— Task directions —
Each entry below should be reproduced character for character.

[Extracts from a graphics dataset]
* BEGIN *

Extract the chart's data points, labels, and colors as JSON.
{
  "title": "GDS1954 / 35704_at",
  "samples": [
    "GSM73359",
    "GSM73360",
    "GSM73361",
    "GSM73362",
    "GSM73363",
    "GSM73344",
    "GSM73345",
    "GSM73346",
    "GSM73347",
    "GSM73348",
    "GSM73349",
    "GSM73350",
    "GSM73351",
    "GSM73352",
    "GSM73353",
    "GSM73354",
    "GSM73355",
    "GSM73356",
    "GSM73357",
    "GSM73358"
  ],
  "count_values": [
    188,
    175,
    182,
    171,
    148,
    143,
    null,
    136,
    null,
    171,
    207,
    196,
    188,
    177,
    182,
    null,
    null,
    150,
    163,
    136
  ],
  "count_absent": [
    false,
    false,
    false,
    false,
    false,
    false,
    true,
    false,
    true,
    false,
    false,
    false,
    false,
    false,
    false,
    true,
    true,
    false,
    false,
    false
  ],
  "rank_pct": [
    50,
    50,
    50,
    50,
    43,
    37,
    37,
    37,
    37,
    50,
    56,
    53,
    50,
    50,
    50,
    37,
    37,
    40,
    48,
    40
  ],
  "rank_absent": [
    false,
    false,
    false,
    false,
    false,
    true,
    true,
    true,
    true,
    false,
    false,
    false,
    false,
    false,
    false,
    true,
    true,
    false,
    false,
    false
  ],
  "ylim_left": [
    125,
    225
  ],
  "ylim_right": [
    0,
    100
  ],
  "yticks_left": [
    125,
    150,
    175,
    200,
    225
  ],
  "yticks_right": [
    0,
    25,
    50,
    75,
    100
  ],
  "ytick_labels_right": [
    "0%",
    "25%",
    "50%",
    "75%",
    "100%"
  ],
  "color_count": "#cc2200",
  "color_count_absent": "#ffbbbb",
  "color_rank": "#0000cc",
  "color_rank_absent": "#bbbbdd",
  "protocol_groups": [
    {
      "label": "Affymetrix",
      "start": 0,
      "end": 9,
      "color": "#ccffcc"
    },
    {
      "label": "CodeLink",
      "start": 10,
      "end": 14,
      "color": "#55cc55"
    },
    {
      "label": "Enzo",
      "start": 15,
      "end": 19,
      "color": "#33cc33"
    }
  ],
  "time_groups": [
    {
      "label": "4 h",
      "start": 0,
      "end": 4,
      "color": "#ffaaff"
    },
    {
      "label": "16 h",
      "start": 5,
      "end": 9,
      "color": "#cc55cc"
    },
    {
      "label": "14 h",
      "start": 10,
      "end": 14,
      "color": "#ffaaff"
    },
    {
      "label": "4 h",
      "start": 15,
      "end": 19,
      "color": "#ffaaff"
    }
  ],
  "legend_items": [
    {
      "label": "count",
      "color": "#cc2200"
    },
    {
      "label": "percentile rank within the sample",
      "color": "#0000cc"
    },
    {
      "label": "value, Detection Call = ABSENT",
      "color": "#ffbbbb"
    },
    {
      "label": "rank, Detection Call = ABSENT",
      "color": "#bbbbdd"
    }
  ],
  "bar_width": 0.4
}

* END *

— Output of the exercise —
Extract the chart's data points, labels, and colors as JSON.
{
  "title": "GDS1954 / 35704_at",
  "samples": [
    "GSM73359",
    "GSM73360",
    "GSM73361",
    "GSM73362",
    "GSM73363",
    "GSM73344",
    "GSM73345",
    "GSM73346",
    "GSM73347",
    "GSM73348",
    "GSM73349",
    "GSM73350",
    "GSM73351",
    "GSM73352",
    "GSM73353",
    "GSM73354",
    "GSM73355",
    "GSM73356",
    "GSM73357",
    "GSM73358"
  ],
  "count_values": [
    188,
    175,
    182,
    171,
    148,
    143,
    null,
    136,
    null,
    171,
    207,
    196,
    188,
    177,
    182,
    null,
    null,
    150,
    163,
    136
  ],
  "count_absent": [
    false,
    false,
    false,
    false,
    false,
    false,
    true,
    false,
    true,
    false,
    false,
    false,
    false,
    false,
    false,
    true,
    true,
    false,
    false,
    false
  ],
  "rank_pct": [
    50,
    50,
    50,
    50,
    43,
    37,
    37,
    37,
    37,
    50,
    56,
    53,
    50,
    50,
    50,
    37,
    37,
    40,
    48,
    40
  ],
  "rank_absent": [
    false,
    false,
    false,
    false,
    false,
    true,
    true,
    true,
    true,
    false,
    false,
    false,
    false,
    false,
    false,
    true,
    true,
    false,
    false,
    false
  ],
  "ylim_left": [
    125,
    225
  ],
  "ylim_right": [
    0,
    100
  ],
  "yticks_left": [
    125,
    150,
    175,
    200,
    225
  ],
  "yticks_right": [
    0,
    25,
    50,
    75,
    100
  ],
  "ytick_labels_right": [
    "0%",
    "25%",
    "50%",
    "75%",
    "100%"
  ],
  "color_count": "#cc2200",
  "color_count_absent": "#ffbbbb",
  "color_rank": "#0000cc",
  "color_rank_absent": "#bbbbdd",
  "protocol_groups": [
    {
      "label": "Affymetrix",
      "start": 0,
      "end": 9,
      "color": "#ccffcc"
    },
    {
      "label": "CodeLink",
      "start": 10,
      "end": 14,
      "color": "#55cc55"
    },
    {
      "label": "Enzo",
      "start": 15,
      "end": 19,
      "color": "#33cc33"
    }
  ],
  "time_groups": [
    {
      "label": "4 h",
      "start": 0,
      "end": 4,
      "color": "#ffaaff"
    },
    {
      "label": "16 h",
      "start": 5,
      "end": 9,
      "color": "#cc55cc"
    },
    {
      "label": "14 h",
      "start": 10,
      "end": 14,
      "color": "#ffaaff"
    },
    {
      "label": "4 h",
      "start": 15,
      "end": 19,
      "color": "#ffaaff"
    }
  ],
  "legend_items": [
    {
      "label": "count",
      "color": "#cc2200"
    },
    {
      "label": "percentile rank within the sample",
      "color": "#0000cc"
    },
    {
      "label": "value, Detection Call = ABSENT",
      "color": "#ffbbbb"
    },
    {
      "label": "rank, Detection Call = ABSENT",
      "color": "#bbbbdd"
    }
  ],
  "bar_width": 0.4
}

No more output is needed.